## Prompt
Records follow. Copy every line with "icon".

## Records for the task

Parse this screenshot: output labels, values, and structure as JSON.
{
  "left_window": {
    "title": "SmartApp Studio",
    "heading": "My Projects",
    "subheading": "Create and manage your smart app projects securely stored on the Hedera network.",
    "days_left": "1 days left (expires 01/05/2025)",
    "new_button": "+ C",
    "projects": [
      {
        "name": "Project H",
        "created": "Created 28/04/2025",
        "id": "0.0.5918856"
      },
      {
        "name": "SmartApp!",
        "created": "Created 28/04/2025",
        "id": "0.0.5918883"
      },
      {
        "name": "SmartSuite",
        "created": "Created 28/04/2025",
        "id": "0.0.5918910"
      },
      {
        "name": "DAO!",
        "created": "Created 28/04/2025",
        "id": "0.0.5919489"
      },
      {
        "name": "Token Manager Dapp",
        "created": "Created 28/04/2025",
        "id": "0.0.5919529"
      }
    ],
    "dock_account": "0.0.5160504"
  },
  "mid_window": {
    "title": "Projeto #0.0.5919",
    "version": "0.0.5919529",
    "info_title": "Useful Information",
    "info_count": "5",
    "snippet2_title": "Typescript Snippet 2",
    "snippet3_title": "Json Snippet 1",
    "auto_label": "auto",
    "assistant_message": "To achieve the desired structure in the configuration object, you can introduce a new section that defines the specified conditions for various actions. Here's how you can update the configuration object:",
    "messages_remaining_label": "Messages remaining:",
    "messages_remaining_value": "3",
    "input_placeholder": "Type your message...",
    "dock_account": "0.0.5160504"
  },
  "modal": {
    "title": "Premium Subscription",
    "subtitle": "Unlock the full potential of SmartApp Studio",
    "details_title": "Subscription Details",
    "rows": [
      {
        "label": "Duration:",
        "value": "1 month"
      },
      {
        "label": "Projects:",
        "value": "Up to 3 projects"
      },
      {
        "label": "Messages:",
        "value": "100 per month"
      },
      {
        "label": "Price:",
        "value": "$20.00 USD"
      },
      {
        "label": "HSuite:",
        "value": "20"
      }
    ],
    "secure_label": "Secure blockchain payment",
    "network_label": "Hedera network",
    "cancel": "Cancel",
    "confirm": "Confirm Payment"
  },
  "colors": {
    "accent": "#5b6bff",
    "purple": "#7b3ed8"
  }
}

---

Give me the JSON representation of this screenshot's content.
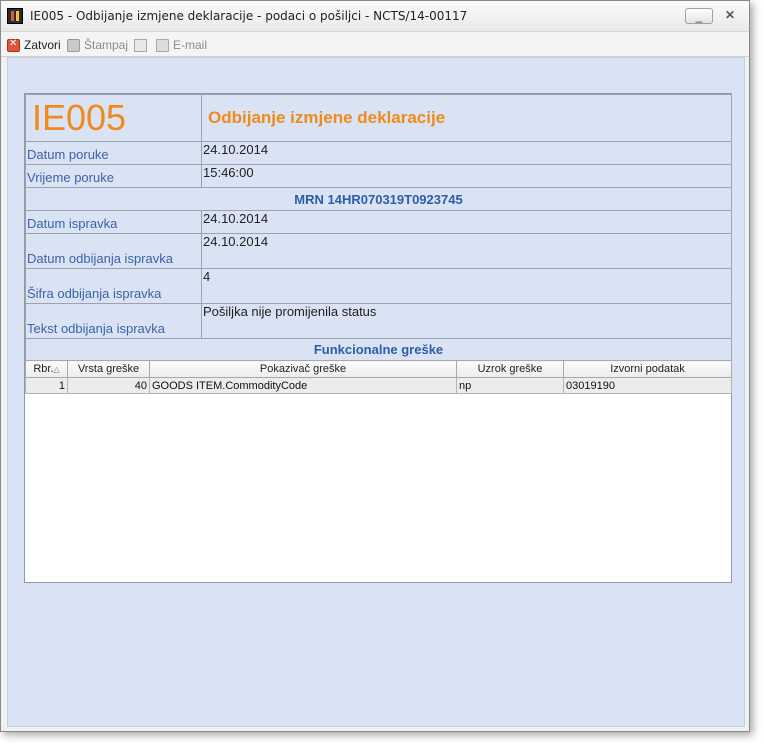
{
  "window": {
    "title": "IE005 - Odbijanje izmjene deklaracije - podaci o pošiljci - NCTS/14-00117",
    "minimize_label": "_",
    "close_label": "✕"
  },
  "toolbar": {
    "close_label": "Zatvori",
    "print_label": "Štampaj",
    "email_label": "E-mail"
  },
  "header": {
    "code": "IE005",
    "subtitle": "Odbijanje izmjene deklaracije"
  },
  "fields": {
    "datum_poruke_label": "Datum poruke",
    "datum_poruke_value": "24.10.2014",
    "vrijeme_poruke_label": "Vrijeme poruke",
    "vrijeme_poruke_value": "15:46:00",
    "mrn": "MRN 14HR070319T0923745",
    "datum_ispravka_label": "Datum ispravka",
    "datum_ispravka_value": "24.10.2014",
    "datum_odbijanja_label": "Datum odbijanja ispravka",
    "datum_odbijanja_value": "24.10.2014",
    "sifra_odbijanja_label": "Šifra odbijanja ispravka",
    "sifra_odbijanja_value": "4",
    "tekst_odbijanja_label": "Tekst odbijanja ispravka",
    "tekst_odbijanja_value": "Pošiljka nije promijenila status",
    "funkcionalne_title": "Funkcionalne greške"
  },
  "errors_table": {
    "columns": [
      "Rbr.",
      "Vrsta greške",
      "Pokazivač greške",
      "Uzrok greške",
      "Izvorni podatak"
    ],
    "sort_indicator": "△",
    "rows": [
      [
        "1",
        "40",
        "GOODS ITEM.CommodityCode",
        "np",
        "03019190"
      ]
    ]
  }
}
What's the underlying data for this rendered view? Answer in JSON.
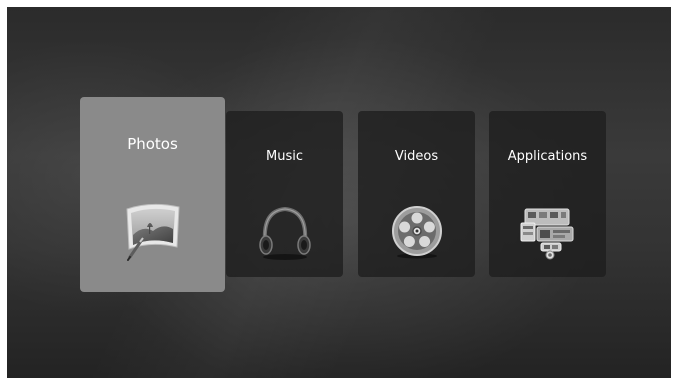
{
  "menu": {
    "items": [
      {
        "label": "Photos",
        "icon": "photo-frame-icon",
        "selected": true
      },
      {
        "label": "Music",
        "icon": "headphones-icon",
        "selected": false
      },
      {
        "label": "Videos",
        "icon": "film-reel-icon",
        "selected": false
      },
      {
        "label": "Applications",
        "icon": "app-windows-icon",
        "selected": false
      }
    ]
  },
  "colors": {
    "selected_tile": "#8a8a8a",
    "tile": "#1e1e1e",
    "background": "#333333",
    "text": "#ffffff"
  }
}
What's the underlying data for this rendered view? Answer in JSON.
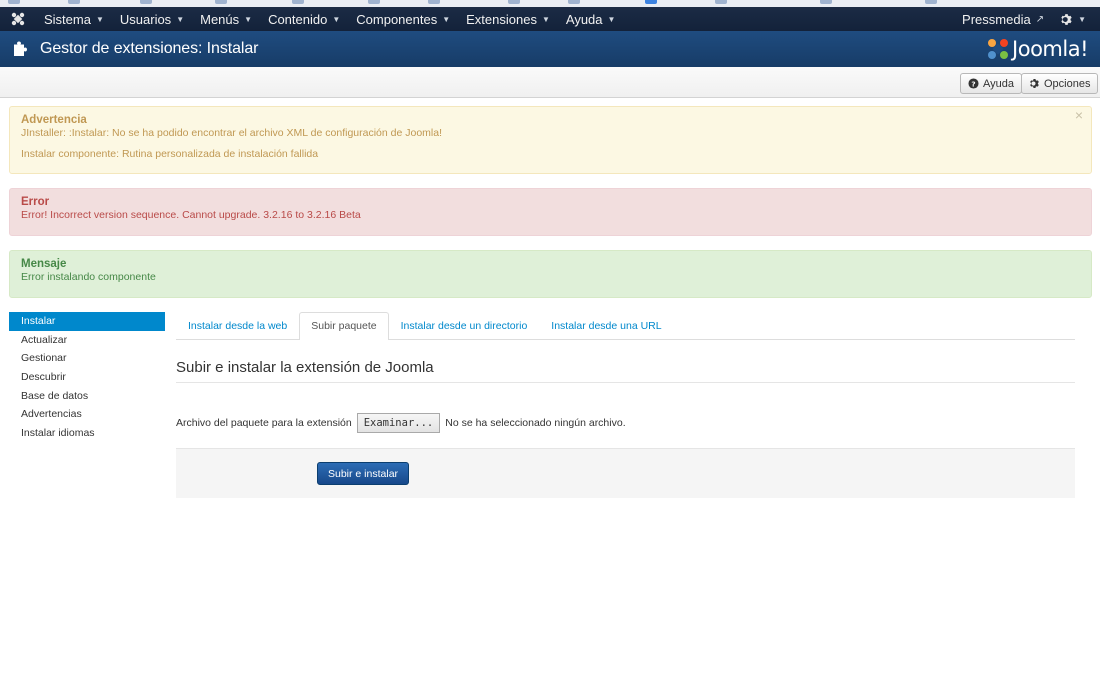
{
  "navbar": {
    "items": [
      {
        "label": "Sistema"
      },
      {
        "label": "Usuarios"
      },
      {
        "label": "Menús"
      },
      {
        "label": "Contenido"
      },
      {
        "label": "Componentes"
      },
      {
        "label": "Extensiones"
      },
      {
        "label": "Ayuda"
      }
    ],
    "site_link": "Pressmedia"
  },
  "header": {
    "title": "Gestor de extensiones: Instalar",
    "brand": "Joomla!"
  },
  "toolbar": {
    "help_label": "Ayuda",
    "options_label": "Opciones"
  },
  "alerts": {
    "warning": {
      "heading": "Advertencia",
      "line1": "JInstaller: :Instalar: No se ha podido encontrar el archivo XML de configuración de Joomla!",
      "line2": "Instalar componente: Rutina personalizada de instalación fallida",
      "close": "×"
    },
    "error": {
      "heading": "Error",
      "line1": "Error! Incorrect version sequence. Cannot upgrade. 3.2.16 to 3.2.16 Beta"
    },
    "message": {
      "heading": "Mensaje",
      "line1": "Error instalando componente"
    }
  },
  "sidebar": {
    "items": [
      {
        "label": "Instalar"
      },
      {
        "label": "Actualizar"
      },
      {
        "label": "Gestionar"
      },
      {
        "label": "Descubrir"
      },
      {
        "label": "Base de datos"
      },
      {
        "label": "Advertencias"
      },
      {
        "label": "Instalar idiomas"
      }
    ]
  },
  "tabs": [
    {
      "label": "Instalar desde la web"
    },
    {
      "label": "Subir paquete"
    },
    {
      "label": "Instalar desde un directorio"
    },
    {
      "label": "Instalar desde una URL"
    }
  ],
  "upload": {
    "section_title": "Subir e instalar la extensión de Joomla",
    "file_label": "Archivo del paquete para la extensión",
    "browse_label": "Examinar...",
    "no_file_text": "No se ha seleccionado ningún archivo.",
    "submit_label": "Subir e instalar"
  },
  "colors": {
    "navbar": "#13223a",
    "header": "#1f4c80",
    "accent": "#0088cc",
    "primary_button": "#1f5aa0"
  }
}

## Expected output
        "icon": "photo-frame-icon",
        "icon": "headphones-icon",
        "icon": "film-reel-icon",
        "icon": "app-windows-icon",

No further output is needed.